Tatsächlich kann man das Schaffen von neuen Kriminalitätstatbeständen mit der Produktion von Krankheitsbildern vergleichen. Zappelnde Kinder gab es schon immer, zu einem Krankheitssymptom wurde das Verhalten erst, als ein Markt für Medikamente gesucht wurde, die sie angeblich beheben sollen. Was auf dem Gesundheitsfeld die Medikamente sind, sind auf der juristischen Ebene die Gesetze. Man muss nur ein Verhalten finden, das als delinquent erklärt wird, damit sie zur Anwendung kommen. Die Kriminalisierung von Verhalten, das bisher nicht sanktioniert wurde, zieht sich durch die gesamte Geschichte der Durchsetzung des Rechts und der Gesetze.

So waren das Sammeln von Holz, das Pflücken von Früchten und das Jagen in den Wäldern solange straflos, bis sich im Zuge der Durchsetzung der Feudalgesellschaft Adelige als Eigentümer aufspielten und in den Alltagspraktiken der Landbevölkerung einen Angriff auf ihr Eigentumsrecht sahen. In der Folge wurden Gesetze geschaffen, die dieses Verhalten kriminalisierten und staatliche wie auch semistaatliche Apparate, die die Verbote durchsetzen. Nach diesem Muster funktioniert auch die Verrechtlichung des Internets.

Weil es für eine effektive Durchsetzung der neuen Gesetze sinnvoll ist, nicht nur auf Repression, sondern auch auf Konsens zu setzen, geht es nun darum, die neuen Delikte dem Großteil der Internetnutzer so zu vermitteln, dass sie sie nicht nur akzeptiert, sondern möglichst noch verteidigt werden. Schließlich ist es in der heutigen säkularen Gesellschaft nicht mehr möglich, wie beim Jagd- und Sammelverbot, die Gesetze einfach als Gottes Wille erklären zu lassen. Die Versuche, hier einen gesellschaftlichen Konsens herzustellen, zeigen sich schon in der Wortwahl des Kongressmottos: Gegenwärtig ist es allerdings fraglich, ob vor allem bei der jüngeren Generation der aktiven Internetnutzer die Verrechtlichung des Netzes als "Schutz und Sicherheit im digitalen Raum" verkauft werden kann, auch wenn von den Behörden der Kampf gegen Kinderprostitution besonders hervorgehoben wird, um die gesellschaftliche Akzeptanz herzustellen. Internetnutzer wissen allerdings, wie schnell ein heruntergeladener Film oder ein Song zur Cyberkriminalität werden kann.

Von der europäischen zur globalen Aufrüstung

Auf dem Polizeikongress wird deutlich, wie weit die länderübergreifende Aufrüstung in Sachen "Cyberkriminalität" schon vorangeschritten ist. So gibt es das European Cybercrime Centre, das bei der Europäischen Polizeiagentur Europol in Den Haag angesiedelt ist. Doch auch der europäische Raum ist den Polizeiexperten längt zu eng. Mit dem bei Interpol angesiedelten Global Complex for Innovation soll ein Wunsch der Polizei umgesetzt werden, der auf der Kongresshomepage so formuliert wird: "Sie braucht in Echtzeit Zugang zu Informationen, die über ihre eigenen Grenzen hinausgehen."

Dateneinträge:
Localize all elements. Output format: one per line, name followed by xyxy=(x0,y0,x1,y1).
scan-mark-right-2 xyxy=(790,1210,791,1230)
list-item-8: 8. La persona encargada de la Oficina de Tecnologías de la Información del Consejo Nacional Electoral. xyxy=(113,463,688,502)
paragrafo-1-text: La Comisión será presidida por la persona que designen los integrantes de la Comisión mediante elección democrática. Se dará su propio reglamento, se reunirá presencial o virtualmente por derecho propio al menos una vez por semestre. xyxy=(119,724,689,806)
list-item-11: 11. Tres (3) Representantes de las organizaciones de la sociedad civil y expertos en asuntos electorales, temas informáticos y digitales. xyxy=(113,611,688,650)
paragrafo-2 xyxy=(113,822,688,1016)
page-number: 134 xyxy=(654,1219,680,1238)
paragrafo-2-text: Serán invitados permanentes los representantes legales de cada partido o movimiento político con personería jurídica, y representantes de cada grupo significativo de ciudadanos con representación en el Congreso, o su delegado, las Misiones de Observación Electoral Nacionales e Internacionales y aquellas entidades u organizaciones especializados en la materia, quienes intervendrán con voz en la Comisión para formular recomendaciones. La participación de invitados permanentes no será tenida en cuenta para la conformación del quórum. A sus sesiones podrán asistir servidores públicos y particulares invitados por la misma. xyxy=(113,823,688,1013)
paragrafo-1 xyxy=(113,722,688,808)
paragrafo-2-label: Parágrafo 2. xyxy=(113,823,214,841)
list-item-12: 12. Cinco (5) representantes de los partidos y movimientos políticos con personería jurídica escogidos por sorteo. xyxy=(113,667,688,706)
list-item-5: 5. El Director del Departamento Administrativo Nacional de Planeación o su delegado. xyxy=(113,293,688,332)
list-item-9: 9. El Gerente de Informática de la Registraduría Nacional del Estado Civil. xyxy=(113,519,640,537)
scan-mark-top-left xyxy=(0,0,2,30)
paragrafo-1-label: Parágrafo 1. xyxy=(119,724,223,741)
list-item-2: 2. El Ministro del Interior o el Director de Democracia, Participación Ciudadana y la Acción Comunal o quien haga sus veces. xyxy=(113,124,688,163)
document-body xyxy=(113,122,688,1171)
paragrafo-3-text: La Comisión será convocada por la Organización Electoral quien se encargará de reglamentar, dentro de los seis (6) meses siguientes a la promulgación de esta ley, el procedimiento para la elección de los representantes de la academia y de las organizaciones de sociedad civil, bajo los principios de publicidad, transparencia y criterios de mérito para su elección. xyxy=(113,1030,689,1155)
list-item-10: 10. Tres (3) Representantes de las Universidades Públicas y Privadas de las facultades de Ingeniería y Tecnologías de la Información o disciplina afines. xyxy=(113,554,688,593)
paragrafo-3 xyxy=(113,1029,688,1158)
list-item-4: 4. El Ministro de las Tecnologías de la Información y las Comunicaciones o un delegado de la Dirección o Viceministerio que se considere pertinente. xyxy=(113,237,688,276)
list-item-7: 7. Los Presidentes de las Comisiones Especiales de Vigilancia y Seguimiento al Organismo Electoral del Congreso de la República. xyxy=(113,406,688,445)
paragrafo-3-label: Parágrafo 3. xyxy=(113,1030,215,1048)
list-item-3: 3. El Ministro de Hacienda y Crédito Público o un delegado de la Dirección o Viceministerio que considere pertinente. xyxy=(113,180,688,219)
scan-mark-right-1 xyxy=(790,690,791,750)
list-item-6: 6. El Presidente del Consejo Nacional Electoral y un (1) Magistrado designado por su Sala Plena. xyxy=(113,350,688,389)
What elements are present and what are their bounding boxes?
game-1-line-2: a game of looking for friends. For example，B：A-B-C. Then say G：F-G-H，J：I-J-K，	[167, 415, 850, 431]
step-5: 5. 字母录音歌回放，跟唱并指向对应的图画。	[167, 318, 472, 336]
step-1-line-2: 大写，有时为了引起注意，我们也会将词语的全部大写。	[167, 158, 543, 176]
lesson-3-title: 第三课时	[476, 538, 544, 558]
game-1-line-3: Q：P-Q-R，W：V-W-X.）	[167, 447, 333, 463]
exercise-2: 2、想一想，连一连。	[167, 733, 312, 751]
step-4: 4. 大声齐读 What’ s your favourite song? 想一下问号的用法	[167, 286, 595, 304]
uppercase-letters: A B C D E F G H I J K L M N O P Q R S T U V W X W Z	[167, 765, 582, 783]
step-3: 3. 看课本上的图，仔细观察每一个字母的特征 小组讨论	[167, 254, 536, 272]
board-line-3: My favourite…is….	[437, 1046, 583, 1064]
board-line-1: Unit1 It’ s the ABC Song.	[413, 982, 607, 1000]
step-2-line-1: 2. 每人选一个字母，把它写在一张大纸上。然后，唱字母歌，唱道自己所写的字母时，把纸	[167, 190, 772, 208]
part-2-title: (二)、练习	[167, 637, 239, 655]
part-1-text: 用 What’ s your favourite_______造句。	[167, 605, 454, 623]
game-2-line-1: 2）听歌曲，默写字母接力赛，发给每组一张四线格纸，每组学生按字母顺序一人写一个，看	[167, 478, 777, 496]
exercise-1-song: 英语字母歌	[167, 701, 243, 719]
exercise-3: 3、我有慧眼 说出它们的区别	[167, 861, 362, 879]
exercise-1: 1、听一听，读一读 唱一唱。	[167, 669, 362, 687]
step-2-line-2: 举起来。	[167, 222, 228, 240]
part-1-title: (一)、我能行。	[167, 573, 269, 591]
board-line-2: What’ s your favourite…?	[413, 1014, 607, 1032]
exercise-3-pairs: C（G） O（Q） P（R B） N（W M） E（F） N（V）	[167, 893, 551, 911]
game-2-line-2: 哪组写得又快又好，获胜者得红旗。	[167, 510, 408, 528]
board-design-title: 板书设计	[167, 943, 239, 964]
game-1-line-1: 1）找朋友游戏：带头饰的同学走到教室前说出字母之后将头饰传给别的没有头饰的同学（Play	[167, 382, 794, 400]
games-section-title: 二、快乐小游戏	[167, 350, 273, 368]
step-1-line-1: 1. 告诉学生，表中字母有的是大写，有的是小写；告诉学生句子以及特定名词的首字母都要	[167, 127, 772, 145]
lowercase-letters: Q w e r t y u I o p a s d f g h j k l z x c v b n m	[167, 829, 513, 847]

## ZU BEARBEITENDE AUFGABE
Geben Sie den Wortlaut des Textauszugs zur Kriminalisierung im Internet zwischen „So waren das“ und „Verrechtlichung des Internets.“ einschließlich beider Stellen unverändert aus. Die Einträge werden hierfür nicht benötigt.

## LÖSUNG DER AUFGABE
So waren das Sammeln von Holz, das Pflücken von Früchten und das Jagen in den Wäldern solange straflos, bis sich im Zuge der Durchsetzung der Feudalgesellschaft Adelige als Eigentümer aufspielten und in den Alltagspraktiken der Landbevölkerung einen Angriff auf ihr Eigentumsrecht sahen. In der Folge wurden Gesetze geschaffen, die dieses Verhalten kriminalisierten und staatliche wie auch semistaatliche Apparate, die die Verbote durchsetzen. Nach diesem Muster funktioniert auch die Verrechtlichung des Internets.